→ INFORMATION PROVIDED:

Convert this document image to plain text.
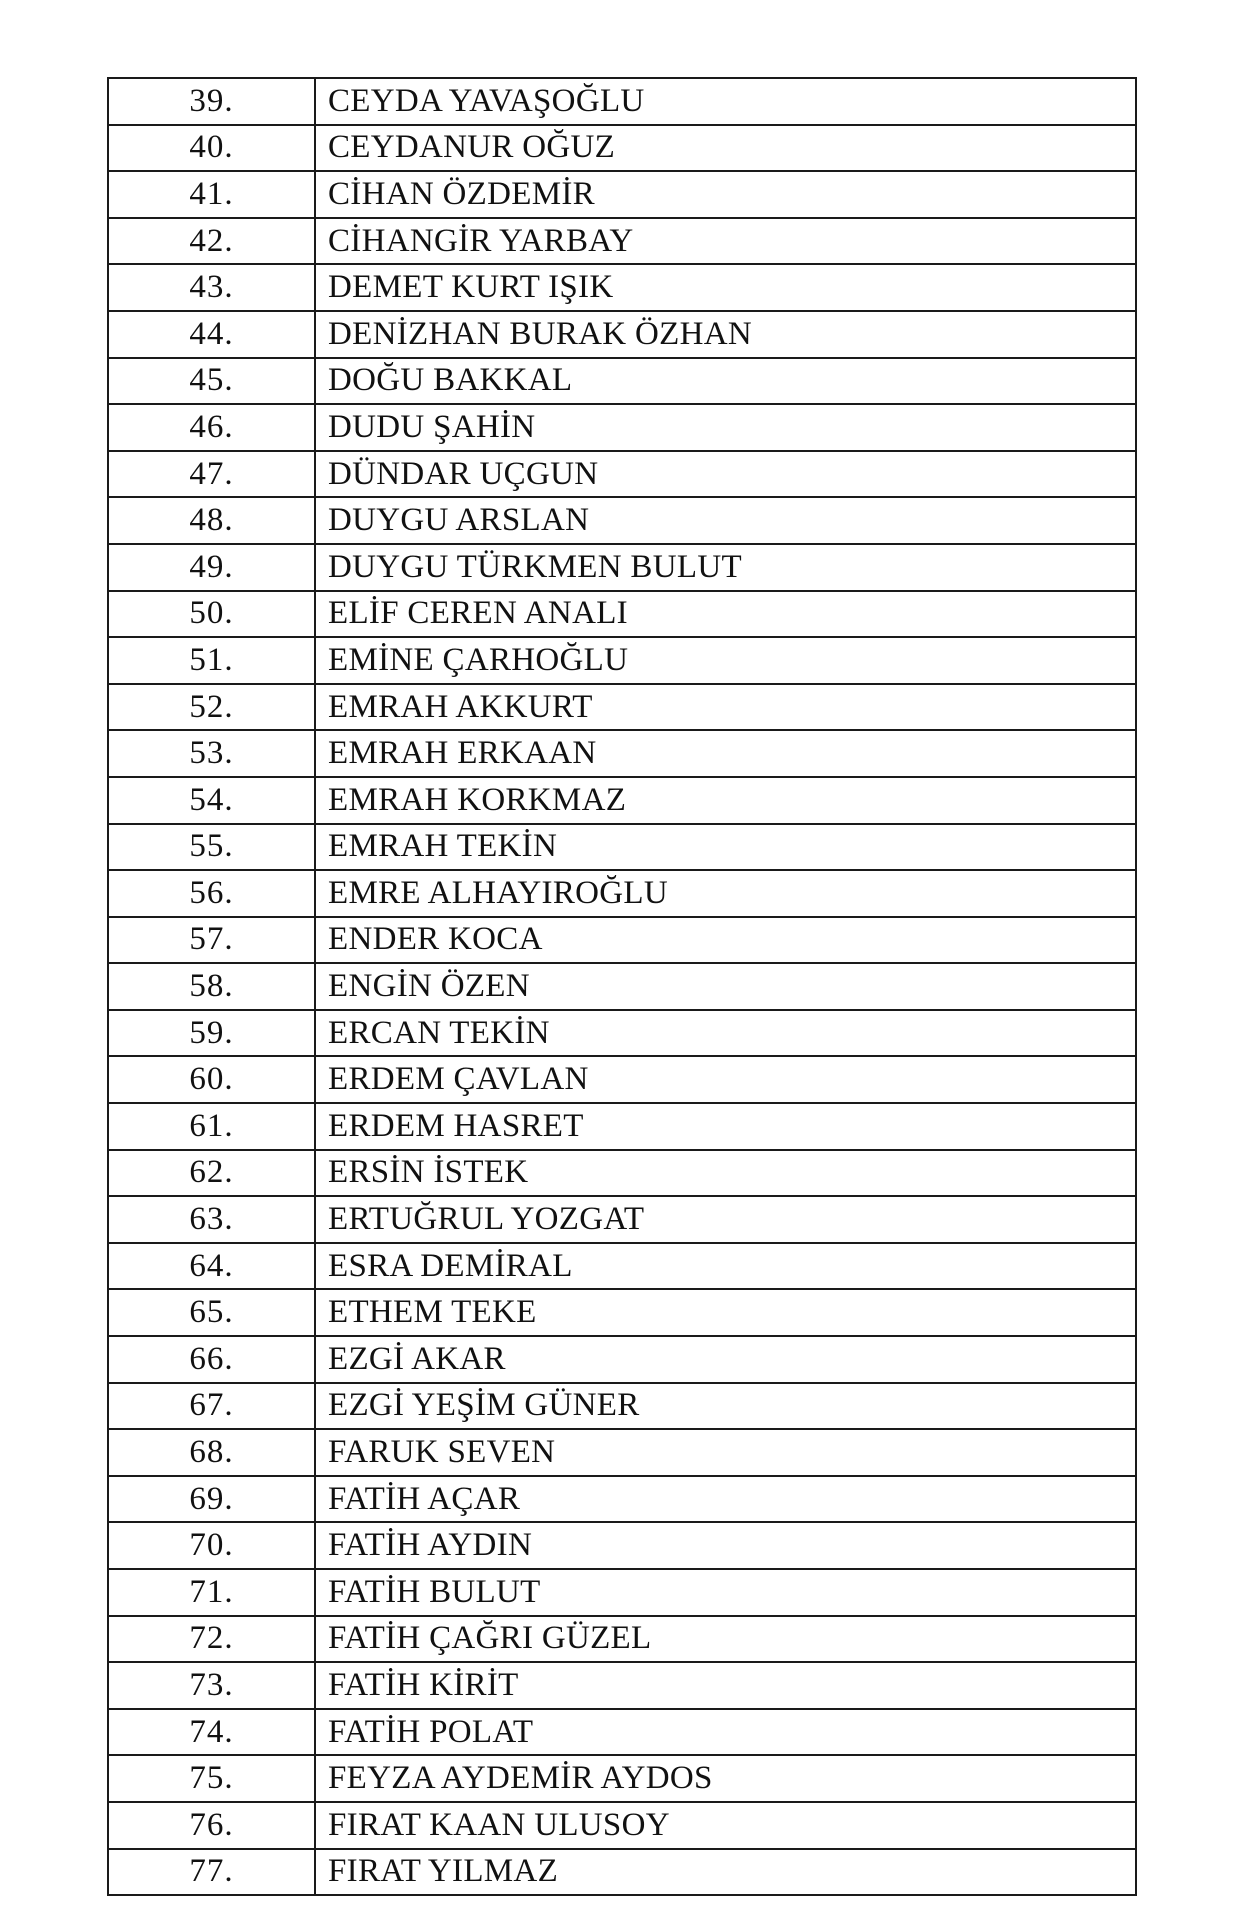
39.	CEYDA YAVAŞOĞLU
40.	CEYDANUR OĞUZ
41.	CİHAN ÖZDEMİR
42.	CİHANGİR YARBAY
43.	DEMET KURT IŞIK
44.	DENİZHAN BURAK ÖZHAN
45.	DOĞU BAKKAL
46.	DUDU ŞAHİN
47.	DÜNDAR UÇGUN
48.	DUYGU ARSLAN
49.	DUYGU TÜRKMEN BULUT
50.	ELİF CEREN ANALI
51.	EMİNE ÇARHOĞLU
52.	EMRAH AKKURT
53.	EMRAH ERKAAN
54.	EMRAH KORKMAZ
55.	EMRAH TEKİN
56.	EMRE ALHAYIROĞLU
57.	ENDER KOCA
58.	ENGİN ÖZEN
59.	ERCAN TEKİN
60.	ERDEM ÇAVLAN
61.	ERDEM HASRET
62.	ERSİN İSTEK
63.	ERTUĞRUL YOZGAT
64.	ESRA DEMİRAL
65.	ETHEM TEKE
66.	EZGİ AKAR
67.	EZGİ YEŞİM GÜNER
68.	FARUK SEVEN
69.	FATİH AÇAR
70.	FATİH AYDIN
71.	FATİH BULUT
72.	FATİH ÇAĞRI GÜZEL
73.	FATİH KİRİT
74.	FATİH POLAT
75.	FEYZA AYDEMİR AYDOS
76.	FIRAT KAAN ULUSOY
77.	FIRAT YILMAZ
==
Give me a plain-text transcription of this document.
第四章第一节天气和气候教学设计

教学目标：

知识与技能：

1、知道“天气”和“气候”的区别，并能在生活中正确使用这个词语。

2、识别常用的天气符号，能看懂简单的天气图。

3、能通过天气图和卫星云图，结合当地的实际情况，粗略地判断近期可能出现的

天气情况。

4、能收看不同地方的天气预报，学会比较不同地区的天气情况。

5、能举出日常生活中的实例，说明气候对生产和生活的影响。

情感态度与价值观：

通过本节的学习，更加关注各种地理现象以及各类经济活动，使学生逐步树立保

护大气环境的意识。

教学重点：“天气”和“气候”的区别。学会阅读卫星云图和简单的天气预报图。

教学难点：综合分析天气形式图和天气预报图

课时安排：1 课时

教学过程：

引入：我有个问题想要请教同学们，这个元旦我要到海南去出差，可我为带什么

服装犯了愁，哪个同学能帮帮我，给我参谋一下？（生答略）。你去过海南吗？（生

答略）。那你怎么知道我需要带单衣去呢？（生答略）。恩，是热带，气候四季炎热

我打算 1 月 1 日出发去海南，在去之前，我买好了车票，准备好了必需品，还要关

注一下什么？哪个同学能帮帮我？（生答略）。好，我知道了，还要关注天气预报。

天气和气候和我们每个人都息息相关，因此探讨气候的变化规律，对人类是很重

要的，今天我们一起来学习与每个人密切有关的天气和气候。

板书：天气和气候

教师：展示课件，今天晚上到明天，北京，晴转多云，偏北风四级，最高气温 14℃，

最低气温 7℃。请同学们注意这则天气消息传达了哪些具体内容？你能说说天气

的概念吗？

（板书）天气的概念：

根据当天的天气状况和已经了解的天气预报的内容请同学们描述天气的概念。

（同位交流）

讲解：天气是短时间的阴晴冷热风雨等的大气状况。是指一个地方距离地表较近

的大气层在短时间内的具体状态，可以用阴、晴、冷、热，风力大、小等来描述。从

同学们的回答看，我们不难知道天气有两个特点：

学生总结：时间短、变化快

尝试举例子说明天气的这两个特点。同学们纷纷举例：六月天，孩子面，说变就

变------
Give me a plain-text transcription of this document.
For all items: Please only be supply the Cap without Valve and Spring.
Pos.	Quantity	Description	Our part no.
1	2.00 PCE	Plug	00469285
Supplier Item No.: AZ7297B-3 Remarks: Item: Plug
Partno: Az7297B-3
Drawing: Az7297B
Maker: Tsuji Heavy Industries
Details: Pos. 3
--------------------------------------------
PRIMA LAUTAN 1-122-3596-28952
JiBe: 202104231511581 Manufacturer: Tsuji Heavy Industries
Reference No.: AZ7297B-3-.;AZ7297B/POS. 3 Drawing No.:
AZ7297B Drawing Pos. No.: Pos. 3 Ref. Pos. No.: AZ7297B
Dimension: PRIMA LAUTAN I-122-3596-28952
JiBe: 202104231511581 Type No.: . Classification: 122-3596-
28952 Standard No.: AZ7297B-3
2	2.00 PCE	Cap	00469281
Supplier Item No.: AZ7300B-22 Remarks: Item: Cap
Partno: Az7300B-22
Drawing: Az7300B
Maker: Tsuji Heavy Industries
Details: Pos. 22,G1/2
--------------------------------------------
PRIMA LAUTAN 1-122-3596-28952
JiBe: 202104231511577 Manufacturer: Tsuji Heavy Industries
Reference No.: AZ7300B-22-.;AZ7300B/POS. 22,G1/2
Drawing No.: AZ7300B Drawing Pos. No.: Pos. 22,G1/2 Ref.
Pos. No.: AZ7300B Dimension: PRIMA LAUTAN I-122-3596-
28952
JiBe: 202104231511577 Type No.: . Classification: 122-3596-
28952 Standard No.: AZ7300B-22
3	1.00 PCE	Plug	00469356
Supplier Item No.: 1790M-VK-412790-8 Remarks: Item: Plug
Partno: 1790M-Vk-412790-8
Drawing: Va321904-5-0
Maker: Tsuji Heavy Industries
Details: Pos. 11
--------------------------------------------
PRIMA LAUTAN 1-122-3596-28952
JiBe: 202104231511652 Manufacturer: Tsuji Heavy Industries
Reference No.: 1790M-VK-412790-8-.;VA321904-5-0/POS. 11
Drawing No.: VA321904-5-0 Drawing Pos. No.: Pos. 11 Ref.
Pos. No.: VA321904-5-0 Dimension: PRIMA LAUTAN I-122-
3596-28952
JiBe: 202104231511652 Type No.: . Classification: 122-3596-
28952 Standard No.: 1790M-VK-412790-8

→ WHAT THIS TASK INVOLVES: Read the lines above. Gather those in which the string "EMRAH" is found.

→ ANSWER TO THE TASK:
52.	EMRAH AKKURT
53.	EMRAH ERKAAN
54.	EMRAH KORKMAZ
55.	EMRAH TEKİN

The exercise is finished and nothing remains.